Recorded data
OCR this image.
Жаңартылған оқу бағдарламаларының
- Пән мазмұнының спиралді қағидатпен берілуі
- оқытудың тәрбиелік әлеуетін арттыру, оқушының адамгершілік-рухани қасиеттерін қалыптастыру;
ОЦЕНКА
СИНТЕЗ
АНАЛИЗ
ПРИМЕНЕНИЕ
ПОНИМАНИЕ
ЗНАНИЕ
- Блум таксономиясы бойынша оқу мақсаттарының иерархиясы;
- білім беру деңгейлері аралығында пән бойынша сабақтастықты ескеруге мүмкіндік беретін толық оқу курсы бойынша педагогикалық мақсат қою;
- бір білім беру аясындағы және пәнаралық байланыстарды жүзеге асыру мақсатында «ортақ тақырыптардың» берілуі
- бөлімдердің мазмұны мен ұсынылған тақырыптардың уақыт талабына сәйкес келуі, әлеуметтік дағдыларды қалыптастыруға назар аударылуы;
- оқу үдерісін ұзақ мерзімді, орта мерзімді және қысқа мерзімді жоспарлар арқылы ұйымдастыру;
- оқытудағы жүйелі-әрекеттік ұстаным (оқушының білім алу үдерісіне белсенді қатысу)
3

*Task to carry out:* Look through the entries and find each line that has the string "білім". Copy those lines.

*Right answer:*
- білім беру деңгейлері аралығында пән бойынша сабақтастықты ескеруге мүмкіндік беретін толық оқу курсы бойынша педагогикалық мақсат қою;
- бір білім беру аясындағы және пәнаралық байланыстарды жүзеге асыру мақсатында «ортақ тақырыптардың» берілуі
- оқытудағы жүйелі-әрекеттік ұстаным (оқушының білім алу үдерісіне белсенді қатысу)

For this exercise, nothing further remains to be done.